| Brief |
Where the data below has the string "JSON", return the whole line.

| Input records |

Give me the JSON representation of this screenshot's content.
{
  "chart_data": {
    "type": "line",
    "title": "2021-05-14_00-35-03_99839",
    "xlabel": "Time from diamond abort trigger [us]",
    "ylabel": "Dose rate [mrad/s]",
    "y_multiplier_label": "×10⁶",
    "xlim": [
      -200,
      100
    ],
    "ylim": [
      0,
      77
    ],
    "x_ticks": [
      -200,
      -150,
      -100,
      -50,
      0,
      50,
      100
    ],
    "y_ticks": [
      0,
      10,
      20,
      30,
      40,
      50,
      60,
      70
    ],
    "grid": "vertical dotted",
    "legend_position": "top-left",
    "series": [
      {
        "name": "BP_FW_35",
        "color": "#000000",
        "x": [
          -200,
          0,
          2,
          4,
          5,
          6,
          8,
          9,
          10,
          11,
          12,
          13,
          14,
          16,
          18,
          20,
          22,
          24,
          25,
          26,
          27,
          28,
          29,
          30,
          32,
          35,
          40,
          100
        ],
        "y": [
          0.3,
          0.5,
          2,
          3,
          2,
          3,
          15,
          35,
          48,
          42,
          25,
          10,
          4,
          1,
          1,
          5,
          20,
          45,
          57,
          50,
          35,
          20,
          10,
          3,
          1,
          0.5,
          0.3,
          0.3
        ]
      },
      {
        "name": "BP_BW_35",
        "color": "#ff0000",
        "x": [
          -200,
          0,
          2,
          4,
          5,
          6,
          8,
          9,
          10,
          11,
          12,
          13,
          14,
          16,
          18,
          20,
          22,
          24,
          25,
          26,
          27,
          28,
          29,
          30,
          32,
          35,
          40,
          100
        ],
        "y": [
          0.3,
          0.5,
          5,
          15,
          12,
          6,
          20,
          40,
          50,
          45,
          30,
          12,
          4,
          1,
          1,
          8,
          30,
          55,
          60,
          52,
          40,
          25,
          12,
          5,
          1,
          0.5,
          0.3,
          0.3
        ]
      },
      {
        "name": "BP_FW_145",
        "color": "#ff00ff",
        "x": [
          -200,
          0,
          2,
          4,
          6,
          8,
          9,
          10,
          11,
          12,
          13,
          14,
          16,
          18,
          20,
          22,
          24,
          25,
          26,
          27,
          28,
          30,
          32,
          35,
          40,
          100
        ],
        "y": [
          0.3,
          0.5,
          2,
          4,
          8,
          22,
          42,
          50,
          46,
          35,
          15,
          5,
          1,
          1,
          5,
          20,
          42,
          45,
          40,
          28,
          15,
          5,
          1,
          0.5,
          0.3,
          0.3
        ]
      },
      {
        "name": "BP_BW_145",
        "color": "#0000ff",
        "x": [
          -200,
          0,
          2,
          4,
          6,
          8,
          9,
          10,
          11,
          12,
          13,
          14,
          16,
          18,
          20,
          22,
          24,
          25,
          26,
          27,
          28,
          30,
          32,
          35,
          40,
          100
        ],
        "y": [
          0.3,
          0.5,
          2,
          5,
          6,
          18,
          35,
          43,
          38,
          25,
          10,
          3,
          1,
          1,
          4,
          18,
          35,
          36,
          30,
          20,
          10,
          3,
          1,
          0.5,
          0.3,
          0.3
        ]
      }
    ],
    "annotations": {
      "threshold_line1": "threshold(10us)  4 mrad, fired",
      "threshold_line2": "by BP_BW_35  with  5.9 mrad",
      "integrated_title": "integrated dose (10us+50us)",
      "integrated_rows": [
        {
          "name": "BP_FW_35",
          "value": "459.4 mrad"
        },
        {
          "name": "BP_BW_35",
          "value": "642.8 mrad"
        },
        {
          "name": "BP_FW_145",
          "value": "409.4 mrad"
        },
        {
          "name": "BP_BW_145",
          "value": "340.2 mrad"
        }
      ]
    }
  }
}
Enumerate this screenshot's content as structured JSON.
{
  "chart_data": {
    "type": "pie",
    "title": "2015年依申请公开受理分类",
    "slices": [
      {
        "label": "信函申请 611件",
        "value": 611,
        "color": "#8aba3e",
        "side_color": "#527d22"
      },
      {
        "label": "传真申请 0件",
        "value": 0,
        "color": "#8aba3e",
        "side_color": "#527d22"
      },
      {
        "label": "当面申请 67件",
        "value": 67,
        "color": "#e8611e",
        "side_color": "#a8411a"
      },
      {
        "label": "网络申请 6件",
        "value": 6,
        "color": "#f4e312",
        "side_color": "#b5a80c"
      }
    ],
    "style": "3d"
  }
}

| Task response |
Give me the JSON representation of this screenshot's content.
Enumerate this screenshot's content as structured JSON.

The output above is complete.